- **Short task**
Nothing may be dropped or altered: reproduce all the data.

******

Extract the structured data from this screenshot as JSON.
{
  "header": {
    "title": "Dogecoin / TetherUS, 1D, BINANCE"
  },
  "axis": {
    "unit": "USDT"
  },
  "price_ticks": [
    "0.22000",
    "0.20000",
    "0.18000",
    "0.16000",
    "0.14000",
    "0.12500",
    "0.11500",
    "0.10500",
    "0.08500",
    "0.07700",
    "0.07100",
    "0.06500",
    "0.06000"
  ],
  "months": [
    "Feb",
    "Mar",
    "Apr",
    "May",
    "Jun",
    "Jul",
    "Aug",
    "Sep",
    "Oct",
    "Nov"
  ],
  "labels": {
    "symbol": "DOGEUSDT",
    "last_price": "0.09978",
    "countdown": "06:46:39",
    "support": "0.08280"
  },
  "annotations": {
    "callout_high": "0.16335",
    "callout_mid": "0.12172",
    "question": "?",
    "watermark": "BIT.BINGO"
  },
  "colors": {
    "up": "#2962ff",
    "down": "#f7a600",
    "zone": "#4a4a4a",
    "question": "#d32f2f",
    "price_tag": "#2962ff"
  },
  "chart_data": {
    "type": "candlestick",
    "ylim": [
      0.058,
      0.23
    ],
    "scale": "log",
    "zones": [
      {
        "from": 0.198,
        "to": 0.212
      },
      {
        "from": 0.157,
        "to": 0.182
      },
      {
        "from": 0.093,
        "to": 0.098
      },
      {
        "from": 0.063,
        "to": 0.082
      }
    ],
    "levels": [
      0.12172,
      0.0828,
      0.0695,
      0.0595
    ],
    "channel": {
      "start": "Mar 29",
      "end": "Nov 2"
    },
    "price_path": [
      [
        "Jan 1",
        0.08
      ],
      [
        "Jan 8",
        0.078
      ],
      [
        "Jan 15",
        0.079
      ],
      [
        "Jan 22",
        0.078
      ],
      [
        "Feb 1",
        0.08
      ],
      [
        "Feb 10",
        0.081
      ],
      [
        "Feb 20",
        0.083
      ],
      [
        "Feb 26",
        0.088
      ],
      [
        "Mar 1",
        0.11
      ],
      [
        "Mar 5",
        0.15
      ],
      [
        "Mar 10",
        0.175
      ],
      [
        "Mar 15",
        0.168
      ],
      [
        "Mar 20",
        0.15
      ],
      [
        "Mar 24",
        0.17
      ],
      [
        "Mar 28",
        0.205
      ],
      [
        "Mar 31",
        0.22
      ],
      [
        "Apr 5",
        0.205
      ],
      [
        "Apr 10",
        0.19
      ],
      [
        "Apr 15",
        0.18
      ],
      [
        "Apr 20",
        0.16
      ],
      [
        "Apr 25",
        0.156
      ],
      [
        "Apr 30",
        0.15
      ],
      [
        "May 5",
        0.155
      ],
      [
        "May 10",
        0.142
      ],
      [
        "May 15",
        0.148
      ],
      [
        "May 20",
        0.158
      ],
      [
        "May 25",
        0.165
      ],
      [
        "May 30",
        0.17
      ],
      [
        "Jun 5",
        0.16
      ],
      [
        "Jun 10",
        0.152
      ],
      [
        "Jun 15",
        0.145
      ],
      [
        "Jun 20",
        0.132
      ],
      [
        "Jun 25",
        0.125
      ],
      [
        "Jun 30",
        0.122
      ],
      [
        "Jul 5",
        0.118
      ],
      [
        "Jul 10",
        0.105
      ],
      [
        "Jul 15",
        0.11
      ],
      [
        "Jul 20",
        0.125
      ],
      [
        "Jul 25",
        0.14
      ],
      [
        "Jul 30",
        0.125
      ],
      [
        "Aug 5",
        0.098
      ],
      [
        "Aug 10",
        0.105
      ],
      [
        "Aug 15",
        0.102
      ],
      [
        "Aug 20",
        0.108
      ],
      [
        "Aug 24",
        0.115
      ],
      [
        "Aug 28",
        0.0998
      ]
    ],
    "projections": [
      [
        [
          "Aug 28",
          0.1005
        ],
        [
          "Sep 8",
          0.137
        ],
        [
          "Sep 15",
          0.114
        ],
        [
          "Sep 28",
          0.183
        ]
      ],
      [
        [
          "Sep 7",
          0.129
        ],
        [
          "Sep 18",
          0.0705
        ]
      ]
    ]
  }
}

******

- **Worked solution**
Extract the structured data from this screenshot as JSON.
{
  "header": {
    "title": "Dogecoin / TetherUS, 1D, BINANCE"
  },
  "axis": {
    "unit": "USDT"
  },
  "price_ticks": [
    "0.22000",
    "0.20000",
    "0.18000",
    "0.16000",
    "0.14000",
    "0.12500",
    "0.11500",
    "0.10500",
    "0.08500",
    "0.07700",
    "0.07100",
    "0.06500",
    "0.06000"
  ],
  "months": [
    "Feb",
    "Mar",
    "Apr",
    "May",
    "Jun",
    "Jul",
    "Aug",
    "Sep",
    "Oct",
    "Nov"
  ],
  "labels": {
    "symbol": "DOGEUSDT",
    "last_price": "0.09978",
    "countdown": "06:46:39",
    "support": "0.08280"
  },
  "annotations": {
    "callout_high": "0.16335",
    "callout_mid": "0.12172",
    "question": "?",
    "watermark": "BIT.BINGO"
  },
  "colors": {
    "up": "#2962ff",
    "down": "#f7a600",
    "zone": "#4a4a4a",
    "question": "#d32f2f",
    "price_tag": "#2962ff"
  },
  "chart_data": {
    "type": "candlestick",
    "ylim": [
      0.058,
      0.23
    ],
    "scale": "log",
    "zones": [
      {
        "from": 0.198,
        "to": 0.212
      },
      {
        "from": 0.157,
        "to": 0.182
      },
      {
        "from": 0.093,
        "to": 0.098
      },
      {
        "from": 0.063,
        "to": 0.082
      }
    ],
    "levels": [
      0.12172,
      0.0828,
      0.0695,
      0.0595
    ],
    "channel": {
      "start": "Mar 29",
      "end": "Nov 2"
    },
    "price_path": [
      [
        "Jan 1",
        0.08
      ],
      [
        "Jan 8",
        0.078
      ],
      [
        "Jan 15",
        0.079
      ],
      [
        "Jan 22",
        0.078
      ],
      [
        "Feb 1",
        0.08
      ],
      [
        "Feb 10",
        0.081
      ],
      [
        "Feb 20",
        0.083
      ],
      [
        "Feb 26",
        0.088
      ],
      [
        "Mar 1",
        0.11
      ],
      [
        "Mar 5",
        0.15
      ],
      [
        "Mar 10",
        0.175
      ],
      [
        "Mar 15",
        0.168
      ],
      [
        "Mar 20",
        0.15
      ],
      [
        "Mar 24",
        0.17
      ],
      [
        "Mar 28",
        0.205
      ],
      [
        "Mar 31",
        0.22
      ],
      [
        "Apr 5",
        0.205
      ],
      [
        "Apr 10",
        0.19
      ],
      [
        "Apr 15",
        0.18
      ],
      [
        "Apr 20",
        0.16
      ],
      [
        "Apr 25",
        0.156
      ],
      [
        "Apr 30",
        0.15
      ],
      [
        "May 5",
        0.155
      ],
      [
        "May 10",
        0.142
      ],
      [
        "May 15",
        0.148
      ],
      [
        "May 20",
        0.158
      ],
      [
        "May 25",
        0.165
      ],
      [
        "May 30",
        0.17
      ],
      [
        "Jun 5",
        0.16
      ],
      [
        "Jun 10",
        0.152
      ],
      [
        "Jun 15",
        0.145
      ],
      [
        "Jun 20",
        0.132
      ],
      [
        "Jun 25",
        0.125
      ],
      [
        "Jun 30",
        0.122
      ],
      [
        "Jul 5",
        0.118
      ],
      [
        "Jul 10",
        0.105
      ],
      [
        "Jul 15",
        0.11
      ],
      [
        "Jul 20",
        0.125
      ],
      [
        "Jul 25",
        0.14
      ],
      [
        "Jul 30",
        0.125
      ],
      [
        "Aug 5",
        0.098
      ],
      [
        "Aug 10",
        0.105
      ],
      [
        "Aug 15",
        0.102
      ],
      [
        "Aug 20",
        0.108
      ],
      [
        "Aug 24",
        0.115
      ],
      [
        "Aug 28",
        0.0998
      ]
    ],
    "projections": [
      [
        [
          "Aug 28",
          0.1005
        ],
        [
          "Sep 8",
          0.137
        ],
        [
          "Sep 15",
          0.114
        ],
        [
          "Sep 28",
          0.183
        ]
      ],
      [
        [
          "Sep 7",
          0.129
        ],
        [
          "Sep 18",
          0.0705
        ]
      ]
    ]
  }
}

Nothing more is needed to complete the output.